What the exercise asks: Reading down the listing below, count the lines where the word "этом" shows up, then give only that count.

Material for this exercise:
::::
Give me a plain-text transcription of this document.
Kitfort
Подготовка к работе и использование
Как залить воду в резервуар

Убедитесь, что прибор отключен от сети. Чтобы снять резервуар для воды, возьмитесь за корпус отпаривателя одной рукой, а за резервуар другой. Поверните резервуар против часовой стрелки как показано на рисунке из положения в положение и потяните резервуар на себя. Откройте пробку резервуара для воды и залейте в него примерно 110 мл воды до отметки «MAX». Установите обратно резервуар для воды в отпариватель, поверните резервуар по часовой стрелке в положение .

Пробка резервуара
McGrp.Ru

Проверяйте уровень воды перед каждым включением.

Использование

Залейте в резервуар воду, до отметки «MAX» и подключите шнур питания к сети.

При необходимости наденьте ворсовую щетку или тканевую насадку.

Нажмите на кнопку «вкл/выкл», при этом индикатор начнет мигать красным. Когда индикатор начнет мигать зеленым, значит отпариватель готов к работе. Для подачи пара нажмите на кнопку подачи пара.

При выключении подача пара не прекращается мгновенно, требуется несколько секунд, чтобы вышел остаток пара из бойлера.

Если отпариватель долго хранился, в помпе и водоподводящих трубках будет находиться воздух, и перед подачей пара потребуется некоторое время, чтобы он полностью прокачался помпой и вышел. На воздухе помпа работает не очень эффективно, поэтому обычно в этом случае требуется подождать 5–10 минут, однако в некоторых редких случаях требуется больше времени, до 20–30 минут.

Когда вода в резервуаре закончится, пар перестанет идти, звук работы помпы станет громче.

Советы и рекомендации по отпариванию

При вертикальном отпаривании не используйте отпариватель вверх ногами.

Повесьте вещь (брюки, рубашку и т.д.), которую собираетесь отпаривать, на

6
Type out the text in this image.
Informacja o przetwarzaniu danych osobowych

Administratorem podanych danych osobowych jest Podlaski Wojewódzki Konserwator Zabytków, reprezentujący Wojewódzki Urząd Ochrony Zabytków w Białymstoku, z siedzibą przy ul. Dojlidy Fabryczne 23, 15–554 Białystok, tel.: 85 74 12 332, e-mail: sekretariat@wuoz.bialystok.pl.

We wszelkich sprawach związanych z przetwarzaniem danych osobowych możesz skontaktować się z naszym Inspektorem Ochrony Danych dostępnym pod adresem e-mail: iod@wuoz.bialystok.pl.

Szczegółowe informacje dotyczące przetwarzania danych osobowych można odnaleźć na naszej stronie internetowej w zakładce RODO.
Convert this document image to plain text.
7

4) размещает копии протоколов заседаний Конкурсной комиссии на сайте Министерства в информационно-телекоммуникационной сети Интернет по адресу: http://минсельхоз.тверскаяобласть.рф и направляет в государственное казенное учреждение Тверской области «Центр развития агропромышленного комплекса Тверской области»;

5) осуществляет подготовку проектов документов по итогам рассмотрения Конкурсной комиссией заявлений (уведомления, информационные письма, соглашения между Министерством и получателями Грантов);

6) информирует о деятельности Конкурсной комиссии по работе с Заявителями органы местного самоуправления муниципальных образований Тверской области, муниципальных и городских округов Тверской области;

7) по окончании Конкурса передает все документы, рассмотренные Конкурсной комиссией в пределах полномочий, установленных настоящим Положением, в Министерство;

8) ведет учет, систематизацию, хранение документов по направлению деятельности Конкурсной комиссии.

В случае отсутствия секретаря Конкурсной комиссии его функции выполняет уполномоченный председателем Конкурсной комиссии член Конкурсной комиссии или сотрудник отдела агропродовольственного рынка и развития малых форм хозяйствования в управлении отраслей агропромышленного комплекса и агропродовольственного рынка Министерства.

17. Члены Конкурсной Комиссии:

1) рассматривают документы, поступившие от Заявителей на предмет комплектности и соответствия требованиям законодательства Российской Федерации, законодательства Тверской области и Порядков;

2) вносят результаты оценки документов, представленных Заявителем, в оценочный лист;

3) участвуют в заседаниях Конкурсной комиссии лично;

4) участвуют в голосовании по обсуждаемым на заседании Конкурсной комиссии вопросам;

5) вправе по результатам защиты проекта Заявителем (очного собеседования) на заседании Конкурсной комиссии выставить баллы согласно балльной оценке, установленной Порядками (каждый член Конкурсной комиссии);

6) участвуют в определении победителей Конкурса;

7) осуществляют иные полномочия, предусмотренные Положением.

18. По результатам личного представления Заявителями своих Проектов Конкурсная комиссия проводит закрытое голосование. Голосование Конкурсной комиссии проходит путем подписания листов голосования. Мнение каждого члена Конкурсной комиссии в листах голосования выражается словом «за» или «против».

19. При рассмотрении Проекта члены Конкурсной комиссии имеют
::::
Answer to this problem: 2